▶ [Work to complete] Reproduce the full listing that appears beneath this instruction exactly.

▶ [Dataset extract]
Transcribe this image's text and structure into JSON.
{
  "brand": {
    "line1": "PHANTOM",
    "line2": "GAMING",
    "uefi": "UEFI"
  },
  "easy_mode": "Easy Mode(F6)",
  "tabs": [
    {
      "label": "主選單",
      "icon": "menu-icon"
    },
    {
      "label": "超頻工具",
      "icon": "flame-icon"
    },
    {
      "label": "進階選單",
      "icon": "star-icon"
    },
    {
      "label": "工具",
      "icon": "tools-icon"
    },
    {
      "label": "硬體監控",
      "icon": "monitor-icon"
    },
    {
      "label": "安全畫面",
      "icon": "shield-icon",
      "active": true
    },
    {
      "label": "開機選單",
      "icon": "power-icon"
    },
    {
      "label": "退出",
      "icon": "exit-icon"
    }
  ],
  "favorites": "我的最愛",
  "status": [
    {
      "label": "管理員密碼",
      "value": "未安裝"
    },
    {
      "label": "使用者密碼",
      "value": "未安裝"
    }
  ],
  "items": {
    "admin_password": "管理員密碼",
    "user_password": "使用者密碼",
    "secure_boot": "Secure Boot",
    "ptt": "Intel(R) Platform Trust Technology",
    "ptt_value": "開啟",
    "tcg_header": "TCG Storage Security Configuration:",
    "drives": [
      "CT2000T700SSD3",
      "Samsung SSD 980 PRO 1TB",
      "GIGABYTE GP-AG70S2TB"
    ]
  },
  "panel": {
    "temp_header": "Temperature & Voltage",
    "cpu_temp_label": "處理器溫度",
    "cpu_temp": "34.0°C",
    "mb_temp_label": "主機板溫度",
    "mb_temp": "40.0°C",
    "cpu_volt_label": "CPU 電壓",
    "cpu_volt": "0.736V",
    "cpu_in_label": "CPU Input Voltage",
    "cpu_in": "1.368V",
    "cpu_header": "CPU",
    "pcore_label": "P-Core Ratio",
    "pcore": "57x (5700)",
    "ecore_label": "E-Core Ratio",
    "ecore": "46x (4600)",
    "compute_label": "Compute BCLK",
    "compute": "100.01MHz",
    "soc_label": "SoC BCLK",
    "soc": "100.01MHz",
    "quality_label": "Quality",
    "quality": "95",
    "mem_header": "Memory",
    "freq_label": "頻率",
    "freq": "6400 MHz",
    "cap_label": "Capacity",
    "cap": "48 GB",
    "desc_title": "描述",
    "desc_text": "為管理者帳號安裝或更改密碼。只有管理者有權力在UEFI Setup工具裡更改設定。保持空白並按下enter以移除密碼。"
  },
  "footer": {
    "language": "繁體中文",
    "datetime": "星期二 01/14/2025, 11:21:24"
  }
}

▶ [Answer]
Transcribe this image's text and structure into JSON.
{
  "brand": {
    "line1": "PHANTOM",
    "line2": "GAMING",
    "uefi": "UEFI"
  },
  "easy_mode": "Easy Mode(F6)",
  "tabs": [
    {
      "label": "主選單",
      "icon": "menu-icon"
    },
    {
      "label": "超頻工具",
      "icon": "flame-icon"
    },
    {
      "label": "進階選單",
      "icon": "star-icon"
    },
    {
      "label": "工具",
      "icon": "tools-icon"
    },
    {
      "label": "硬體監控",
      "icon": "monitor-icon"
    },
    {
      "label": "安全畫面",
      "icon": "shield-icon",
      "active": true
    },
    {
      "label": "開機選單",
      "icon": "power-icon"
    },
    {
      "label": "退出",
      "icon": "exit-icon"
    }
  ],
  "favorites": "我的最愛",
  "status": [
    {
      "label": "管理員密碼",
      "value": "未安裝"
    },
    {
      "label": "使用者密碼",
      "value": "未安裝"
    }
  ],
  "items": {
    "admin_password": "管理員密碼",
    "user_password": "使用者密碼",
    "secure_boot": "Secure Boot",
    "ptt": "Intel(R) Platform Trust Technology",
    "ptt_value": "開啟",
    "tcg_header": "TCG Storage Security Configuration:",
    "drives": [
      "CT2000T700SSD3",
      "Samsung SSD 980 PRO 1TB",
      "GIGABYTE GP-AG70S2TB"
    ]
  },
  "panel": {
    "temp_header": "Temperature & Voltage",
    "cpu_temp_label": "處理器溫度",
    "cpu_temp": "34.0°C",
    "mb_temp_label": "主機板溫度",
    "mb_temp": "40.0°C",
    "cpu_volt_label": "CPU 電壓",
    "cpu_volt": "0.736V",
    "cpu_in_label": "CPU Input Voltage",
    "cpu_in": "1.368V",
    "cpu_header": "CPU",
    "pcore_label": "P-Core Ratio",
    "pcore": "57x (5700)",
    "ecore_label": "E-Core Ratio",
    "ecore": "46x (4600)",
    "compute_label": "Compute BCLK",
    "compute": "100.01MHz",
    "soc_label": "SoC BCLK",
    "soc": "100.01MHz",
    "quality_label": "Quality",
    "quality": "95",
    "mem_header": "Memory",
    "freq_label": "頻率",
    "freq": "6400 MHz",
    "cap_label": "Capacity",
    "cap": "48 GB",
    "desc_title": "描述",
    "desc_text": "為管理者帳號安裝或更改密碼。只有管理者有權力在UEFI Setup工具裡更改設定。保持空白並按下enter以移除密碼。"
  },
  "footer": {
    "language": "繁體中文",
    "datetime": "星期二 01/14/2025, 11:21:24"
  }
}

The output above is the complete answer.